Retype each line exactly. Skip images.

━━━━━━━━━━━━━━━━

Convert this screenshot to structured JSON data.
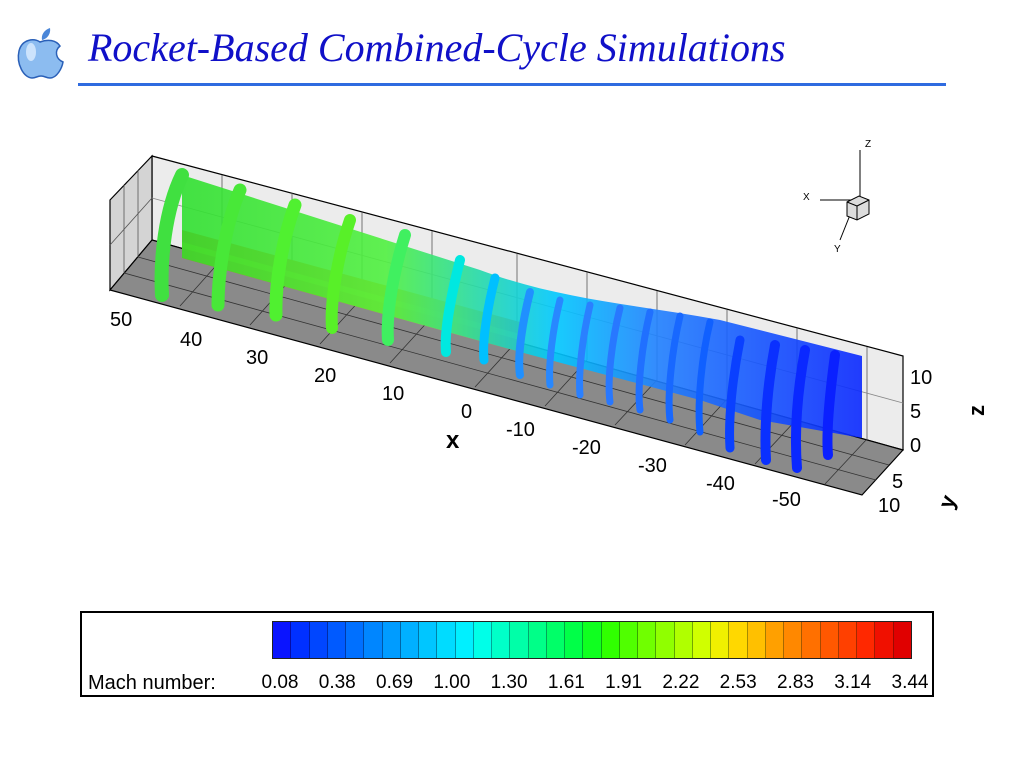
{
  "slide": {
    "title": "Rocket-Based Combined-Cycle Simulations"
  },
  "logo": {
    "icon": "apple-logo",
    "color": "#7fb0e8"
  },
  "axes": {
    "x": {
      "label": "x",
      "ticks": [
        "50",
        "40",
        "30",
        "20",
        "10",
        "0",
        "-10",
        "-20",
        "-30",
        "-40",
        "-50"
      ]
    },
    "y": {
      "label": "y",
      "ticks": [
        "5",
        "10"
      ]
    },
    "z": {
      "label": "z",
      "ticks": [
        "10",
        "5",
        "0"
      ]
    }
  },
  "triad": {
    "x_label": "X",
    "y_label": "Y",
    "z_label": "Z"
  },
  "legend": {
    "label": "Mach number:",
    "ticks": [
      "0.08",
      "0.38",
      "0.69",
      "1.00",
      "1.30",
      "1.61",
      "1.91",
      "2.22",
      "2.53",
      "2.83",
      "3.14",
      "3.44"
    ],
    "colors": [
      "#0a14ff",
      "#0030ff",
      "#0046ff",
      "#005aff",
      "#0070ff",
      "#0086ff",
      "#009cff",
      "#00b0ff",
      "#00c6ff",
      "#00dcff",
      "#00f0ff",
      "#00ffe8",
      "#00ffc8",
      "#00ffa8",
      "#00ff88",
      "#00ff68",
      "#00ff48",
      "#10ff20",
      "#30ff00",
      "#50ff00",
      "#70ff00",
      "#90ff00",
      "#b0ff00",
      "#d0ff00",
      "#f0f000",
      "#ffd800",
      "#ffc000",
      "#ffa000",
      "#ff8800",
      "#ff7000",
      "#ff5800",
      "#ff4000",
      "#ff2800",
      "#f01000",
      "#e00000"
    ]
  }
}
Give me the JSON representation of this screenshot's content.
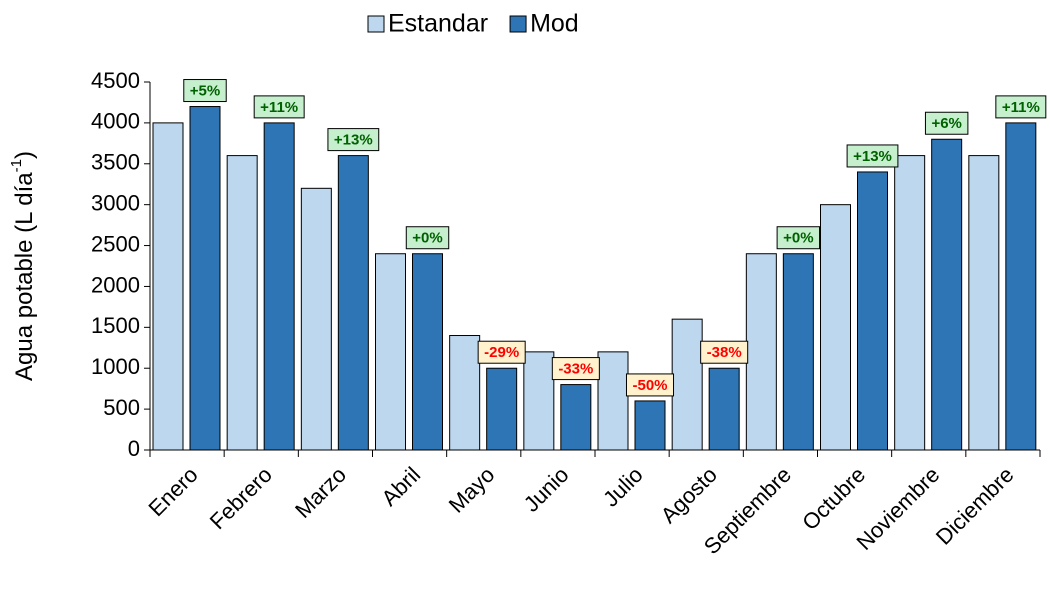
{
  "chart_data": {
    "type": "bar",
    "ylabel": {
      "text": "Agua potable (L día",
      "sup": "-1",
      "end": ")"
    },
    "categories": [
      "Enero",
      "Febrero",
      "Marzo",
      "Abril",
      "Mayo",
      "Junio",
      "Julio",
      "Agosto",
      "Septiembre",
      "Octubre",
      "Noviembre",
      "Diciembre"
    ],
    "series": [
      {
        "name": "Estandar",
        "color": "#bdd7ee",
        "values": [
          4000,
          3600,
          3200,
          2400,
          1400,
          1200,
          1200,
          1600,
          2400,
          3000,
          3600,
          3600
        ]
      },
      {
        "name": "Mod",
        "color": "#2e75b6",
        "values": [
          4200,
          4000,
          3600,
          2400,
          1000,
          800,
          600,
          1000,
          2400,
          3400,
          3800,
          4000
        ],
        "change_labels": [
          "+5%",
          "+11%",
          "+13%",
          "+0%",
          "-29%",
          "-33%",
          "-50%",
          "-38%",
          "+0%",
          "+13%",
          "+6%",
          "+11%"
        ]
      }
    ],
    "ylim": [
      0,
      4500
    ],
    "yticks": [
      0,
      500,
      1000,
      1500,
      2000,
      2500,
      3000,
      3500,
      4000,
      4500
    ],
    "legend": "top"
  }
}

━━━━━━━━━━━━━━━━

> [FINAL RESULT]
Convert this screenshot to structured JSON data.
{
  "slide": {
    "title": "Rocket-Based Combined-Cycle Simulations"
  },
  "logo": {
    "icon": "apple-logo",
    "color": "#7fb0e8"
  },
  "axes": {
    "x": {
      "label": "x",
      "ticks": [
        "50",
        "40",
        "30",
        "20",
        "10",
        "0",
        "-10",
        "-20",
        "-30",
        "-40",
        "-50"
      ]
    },
    "y": {
      "label": "y",
      "ticks": [
        "5",
        "10"
      ]
    },
    "z": {
      "label": "z",
      "ticks": [
        "10",
        "5",
        "0"
      ]
    }
  },
  "triad": {
    "x_label": "X",
    "y_label": "Y",
    "z_label": "Z"
  },
  "legend": {
    "label": "Mach number:",
    "ticks": [
      "0.08",
      "0.38",
      "0.69",
      "1.00",
      "1.30",
      "1.61",
      "1.91",
      "2.22",
      "2.53",
      "2.83",
      "3.14",
      "3.44"
    ],
    "colors": [
      "#0a14ff",
      "#0030ff",
      "#0046ff",
      "#005aff",
      "#0070ff",
      "#0086ff",
      "#009cff",
      "#00b0ff",
      "#00c6ff",
      "#00dcff",
      "#00f0ff",
      "#00ffe8",
      "#00ffc8",
      "#00ffa8",
      "#00ff88",
      "#00ff68",
      "#00ff48",
      "#10ff20",
      "#30ff00",
      "#50ff00",
      "#70ff00",
      "#90ff00",
      "#b0ff00",
      "#d0ff00",
      "#f0f000",
      "#ffd800",
      "#ffc000",
      "#ffa000",
      "#ff8800",
      "#ff7000",
      "#ff5800",
      "#ff4000",
      "#ff2800",
      "#f01000",
      "#e00000"
    ]
  }
}
Give me the JSON representation of this screenshot's content.
{
  "chart_data": {
    "type": "bar",
    "ylabel": {
      "text": "Agua potable (L día",
      "sup": "-1",
      "end": ")"
    },
    "categories": [
      "Enero",
      "Febrero",
      "Marzo",
      "Abril",
      "Mayo",
      "Junio",
      "Julio",
      "Agosto",
      "Septiembre",
      "Octubre",
      "Noviembre",
      "Diciembre"
    ],
    "series": [
      {
        "name": "Estandar",
        "color": "#bdd7ee",
        "values": [
          4000,
          3600,
          3200,
          2400,
          1400,
          1200,
          1200,
          1600,
          2400,
          3000,
          3600,
          3600
        ]
      },
      {
        "name": "Mod",
        "color": "#2e75b6",
        "values": [
          4200,
          4000,
          3600,
          2400,
          1000,
          800,
          600,
          1000,
          2400,
          3400,
          3800,
          4000
        ],
        "change_labels": [
          "+5%",
          "+11%",
          "+13%",
          "+0%",
          "-29%",
          "-33%",
          "-50%",
          "-38%",
          "+0%",
          "+13%",
          "+6%",
          "+11%"
        ]
      }
    ],
    "ylim": [
      0,
      4500
    ],
    "yticks": [
      0,
      500,
      1000,
      1500,
      2000,
      2500,
      3000,
      3500,
      4000,
      4500
    ],
    "legend": "top"
  }
}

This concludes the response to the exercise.